** begin **

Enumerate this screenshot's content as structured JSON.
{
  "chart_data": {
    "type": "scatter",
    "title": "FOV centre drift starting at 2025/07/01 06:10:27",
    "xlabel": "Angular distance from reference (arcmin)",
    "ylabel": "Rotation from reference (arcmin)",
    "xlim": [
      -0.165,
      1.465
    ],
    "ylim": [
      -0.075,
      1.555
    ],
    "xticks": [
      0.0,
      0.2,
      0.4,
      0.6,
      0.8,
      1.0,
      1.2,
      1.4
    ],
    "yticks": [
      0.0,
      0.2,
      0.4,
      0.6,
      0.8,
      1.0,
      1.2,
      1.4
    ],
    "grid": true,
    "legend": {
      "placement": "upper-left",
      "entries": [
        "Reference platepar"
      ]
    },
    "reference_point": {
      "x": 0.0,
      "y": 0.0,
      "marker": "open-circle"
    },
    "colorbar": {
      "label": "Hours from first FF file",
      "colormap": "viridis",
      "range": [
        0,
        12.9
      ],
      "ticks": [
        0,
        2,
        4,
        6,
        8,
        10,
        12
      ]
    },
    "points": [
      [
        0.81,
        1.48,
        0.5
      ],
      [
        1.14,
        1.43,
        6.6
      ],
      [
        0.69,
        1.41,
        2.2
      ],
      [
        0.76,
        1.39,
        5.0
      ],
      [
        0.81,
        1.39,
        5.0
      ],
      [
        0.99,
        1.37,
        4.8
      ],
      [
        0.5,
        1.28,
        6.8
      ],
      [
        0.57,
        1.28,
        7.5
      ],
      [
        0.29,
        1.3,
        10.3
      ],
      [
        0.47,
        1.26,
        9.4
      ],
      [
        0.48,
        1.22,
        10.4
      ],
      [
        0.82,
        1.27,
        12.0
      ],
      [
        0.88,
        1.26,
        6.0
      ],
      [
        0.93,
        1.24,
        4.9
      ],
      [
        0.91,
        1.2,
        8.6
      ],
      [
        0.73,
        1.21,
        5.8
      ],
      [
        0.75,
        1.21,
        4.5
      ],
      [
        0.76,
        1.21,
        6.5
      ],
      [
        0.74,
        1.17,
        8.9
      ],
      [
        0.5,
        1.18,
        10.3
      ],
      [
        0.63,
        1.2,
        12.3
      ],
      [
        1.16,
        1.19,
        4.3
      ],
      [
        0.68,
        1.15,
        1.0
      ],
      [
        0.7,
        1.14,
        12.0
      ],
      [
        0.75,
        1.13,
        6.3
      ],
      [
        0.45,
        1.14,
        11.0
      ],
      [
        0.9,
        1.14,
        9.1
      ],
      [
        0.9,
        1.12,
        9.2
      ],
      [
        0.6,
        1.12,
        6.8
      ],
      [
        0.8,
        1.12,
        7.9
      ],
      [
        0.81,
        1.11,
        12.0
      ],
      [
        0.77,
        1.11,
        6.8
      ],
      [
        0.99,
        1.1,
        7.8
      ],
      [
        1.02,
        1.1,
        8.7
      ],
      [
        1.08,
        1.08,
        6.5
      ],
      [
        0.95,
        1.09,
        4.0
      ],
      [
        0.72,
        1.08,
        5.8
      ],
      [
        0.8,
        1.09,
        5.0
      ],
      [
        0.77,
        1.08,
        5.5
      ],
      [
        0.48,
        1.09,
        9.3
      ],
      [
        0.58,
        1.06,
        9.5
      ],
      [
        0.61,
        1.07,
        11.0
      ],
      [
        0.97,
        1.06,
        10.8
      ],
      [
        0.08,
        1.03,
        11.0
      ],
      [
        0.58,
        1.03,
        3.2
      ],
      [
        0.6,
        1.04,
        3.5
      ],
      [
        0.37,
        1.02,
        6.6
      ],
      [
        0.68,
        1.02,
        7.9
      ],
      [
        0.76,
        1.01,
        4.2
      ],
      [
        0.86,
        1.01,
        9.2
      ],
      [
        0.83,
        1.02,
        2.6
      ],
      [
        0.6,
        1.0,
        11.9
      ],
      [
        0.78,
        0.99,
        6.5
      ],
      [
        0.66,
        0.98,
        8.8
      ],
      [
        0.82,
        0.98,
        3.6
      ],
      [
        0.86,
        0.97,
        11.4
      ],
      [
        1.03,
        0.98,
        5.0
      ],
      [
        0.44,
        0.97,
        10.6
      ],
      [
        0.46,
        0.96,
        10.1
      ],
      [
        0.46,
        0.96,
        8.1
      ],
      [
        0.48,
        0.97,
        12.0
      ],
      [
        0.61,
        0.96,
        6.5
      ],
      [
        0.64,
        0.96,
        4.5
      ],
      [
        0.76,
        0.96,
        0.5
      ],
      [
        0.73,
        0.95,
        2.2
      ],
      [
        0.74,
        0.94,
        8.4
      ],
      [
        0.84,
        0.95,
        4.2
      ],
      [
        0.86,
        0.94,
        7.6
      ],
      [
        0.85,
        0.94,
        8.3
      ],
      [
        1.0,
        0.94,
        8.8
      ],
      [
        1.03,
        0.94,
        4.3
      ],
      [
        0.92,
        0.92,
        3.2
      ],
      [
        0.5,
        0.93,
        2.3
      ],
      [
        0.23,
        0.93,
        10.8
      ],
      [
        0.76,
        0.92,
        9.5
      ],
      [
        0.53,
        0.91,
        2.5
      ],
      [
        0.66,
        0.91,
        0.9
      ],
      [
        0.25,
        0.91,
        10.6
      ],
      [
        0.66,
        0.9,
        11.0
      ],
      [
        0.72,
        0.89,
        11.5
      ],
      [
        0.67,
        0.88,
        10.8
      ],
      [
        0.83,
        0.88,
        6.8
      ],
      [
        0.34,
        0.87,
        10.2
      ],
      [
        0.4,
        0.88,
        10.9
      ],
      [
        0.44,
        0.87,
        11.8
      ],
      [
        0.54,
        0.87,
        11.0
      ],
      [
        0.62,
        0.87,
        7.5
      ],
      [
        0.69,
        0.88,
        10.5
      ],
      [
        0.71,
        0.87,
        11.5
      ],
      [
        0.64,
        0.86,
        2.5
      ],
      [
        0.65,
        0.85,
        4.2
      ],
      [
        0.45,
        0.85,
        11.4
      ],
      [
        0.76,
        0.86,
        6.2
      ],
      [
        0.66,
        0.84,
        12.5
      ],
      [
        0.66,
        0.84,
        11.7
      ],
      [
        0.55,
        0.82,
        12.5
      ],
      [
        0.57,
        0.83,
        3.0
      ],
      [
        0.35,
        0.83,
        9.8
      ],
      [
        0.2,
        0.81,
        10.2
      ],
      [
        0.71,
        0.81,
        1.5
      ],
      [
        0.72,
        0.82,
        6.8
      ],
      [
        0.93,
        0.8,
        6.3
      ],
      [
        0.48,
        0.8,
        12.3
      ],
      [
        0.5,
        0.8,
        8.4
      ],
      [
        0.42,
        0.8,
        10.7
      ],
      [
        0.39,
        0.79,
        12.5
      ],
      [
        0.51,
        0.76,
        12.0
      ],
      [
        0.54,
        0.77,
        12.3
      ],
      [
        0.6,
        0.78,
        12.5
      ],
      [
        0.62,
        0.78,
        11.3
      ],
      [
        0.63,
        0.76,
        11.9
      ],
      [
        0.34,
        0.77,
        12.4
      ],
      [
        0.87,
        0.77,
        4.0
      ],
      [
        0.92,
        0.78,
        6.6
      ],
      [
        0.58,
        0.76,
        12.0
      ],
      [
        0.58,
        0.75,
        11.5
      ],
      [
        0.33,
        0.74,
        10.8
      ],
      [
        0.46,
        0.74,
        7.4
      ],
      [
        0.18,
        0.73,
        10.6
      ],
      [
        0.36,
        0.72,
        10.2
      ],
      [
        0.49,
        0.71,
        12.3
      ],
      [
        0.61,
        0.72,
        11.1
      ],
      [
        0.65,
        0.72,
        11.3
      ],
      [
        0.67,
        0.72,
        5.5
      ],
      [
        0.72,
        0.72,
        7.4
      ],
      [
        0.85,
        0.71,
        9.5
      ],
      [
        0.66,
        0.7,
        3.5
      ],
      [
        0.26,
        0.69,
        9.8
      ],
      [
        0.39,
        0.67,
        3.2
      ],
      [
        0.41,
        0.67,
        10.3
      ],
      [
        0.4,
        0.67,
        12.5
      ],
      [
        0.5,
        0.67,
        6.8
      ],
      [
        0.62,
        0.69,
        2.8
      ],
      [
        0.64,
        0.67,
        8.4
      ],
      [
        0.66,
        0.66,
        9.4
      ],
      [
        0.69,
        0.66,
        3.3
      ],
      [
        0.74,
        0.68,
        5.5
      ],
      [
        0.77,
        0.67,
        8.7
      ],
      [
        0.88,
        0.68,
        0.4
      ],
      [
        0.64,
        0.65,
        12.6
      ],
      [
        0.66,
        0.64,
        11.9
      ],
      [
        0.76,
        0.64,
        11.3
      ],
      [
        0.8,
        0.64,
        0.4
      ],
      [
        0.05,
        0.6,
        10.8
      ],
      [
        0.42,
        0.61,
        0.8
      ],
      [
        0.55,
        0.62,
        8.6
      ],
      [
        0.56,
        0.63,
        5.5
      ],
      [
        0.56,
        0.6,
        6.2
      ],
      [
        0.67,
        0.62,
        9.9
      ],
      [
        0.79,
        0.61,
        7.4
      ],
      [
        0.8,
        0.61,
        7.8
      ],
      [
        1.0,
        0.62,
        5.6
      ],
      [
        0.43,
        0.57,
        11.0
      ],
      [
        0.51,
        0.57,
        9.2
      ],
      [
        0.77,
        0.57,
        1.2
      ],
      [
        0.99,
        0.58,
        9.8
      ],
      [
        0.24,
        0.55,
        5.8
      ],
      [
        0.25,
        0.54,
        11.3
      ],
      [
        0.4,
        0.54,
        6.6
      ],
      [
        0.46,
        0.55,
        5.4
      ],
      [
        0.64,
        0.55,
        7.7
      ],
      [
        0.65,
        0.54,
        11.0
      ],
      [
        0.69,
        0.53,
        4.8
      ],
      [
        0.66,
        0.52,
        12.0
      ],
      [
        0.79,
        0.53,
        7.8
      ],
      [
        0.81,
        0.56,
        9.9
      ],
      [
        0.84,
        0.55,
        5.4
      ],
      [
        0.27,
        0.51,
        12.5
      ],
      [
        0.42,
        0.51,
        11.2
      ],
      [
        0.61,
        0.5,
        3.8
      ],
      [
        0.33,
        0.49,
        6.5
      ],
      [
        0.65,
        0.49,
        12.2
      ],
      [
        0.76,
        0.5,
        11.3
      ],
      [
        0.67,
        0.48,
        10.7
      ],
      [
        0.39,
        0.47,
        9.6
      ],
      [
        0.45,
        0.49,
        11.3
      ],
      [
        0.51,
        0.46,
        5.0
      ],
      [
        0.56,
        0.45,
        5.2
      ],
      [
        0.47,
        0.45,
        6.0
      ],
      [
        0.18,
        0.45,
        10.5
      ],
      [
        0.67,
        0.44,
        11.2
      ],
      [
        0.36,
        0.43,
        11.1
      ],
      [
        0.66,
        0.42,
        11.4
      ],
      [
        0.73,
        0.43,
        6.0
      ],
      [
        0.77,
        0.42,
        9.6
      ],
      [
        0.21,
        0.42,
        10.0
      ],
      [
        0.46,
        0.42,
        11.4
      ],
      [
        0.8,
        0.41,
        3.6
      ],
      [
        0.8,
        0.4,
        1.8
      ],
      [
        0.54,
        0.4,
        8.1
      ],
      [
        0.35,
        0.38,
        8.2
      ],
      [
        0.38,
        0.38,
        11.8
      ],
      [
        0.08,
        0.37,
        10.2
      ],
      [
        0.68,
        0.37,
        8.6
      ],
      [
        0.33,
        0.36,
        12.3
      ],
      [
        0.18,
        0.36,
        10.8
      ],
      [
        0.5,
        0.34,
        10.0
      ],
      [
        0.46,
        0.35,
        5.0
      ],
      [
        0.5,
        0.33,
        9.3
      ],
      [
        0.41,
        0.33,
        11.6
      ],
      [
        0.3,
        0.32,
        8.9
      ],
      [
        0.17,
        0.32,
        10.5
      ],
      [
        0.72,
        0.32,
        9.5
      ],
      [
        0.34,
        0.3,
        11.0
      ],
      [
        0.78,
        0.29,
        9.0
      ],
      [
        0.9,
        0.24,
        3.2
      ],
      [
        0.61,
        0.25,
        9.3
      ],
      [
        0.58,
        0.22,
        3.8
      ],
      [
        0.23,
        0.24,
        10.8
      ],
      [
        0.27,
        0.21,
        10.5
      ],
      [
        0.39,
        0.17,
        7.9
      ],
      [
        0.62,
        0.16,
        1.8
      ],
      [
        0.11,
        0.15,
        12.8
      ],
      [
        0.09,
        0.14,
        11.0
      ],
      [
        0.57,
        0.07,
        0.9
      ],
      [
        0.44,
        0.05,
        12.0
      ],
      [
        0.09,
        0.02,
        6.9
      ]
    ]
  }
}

** end **

## GOAL OF THE EXERCISE
Return each line of the listing that holds the string "from".

## EXPECTED ANSWER
    "xlabel": "Angular distance from reference (arcmin)",
    "ylabel": "Rotation from reference (arcmin)",
      "label": "Hours from first FF file",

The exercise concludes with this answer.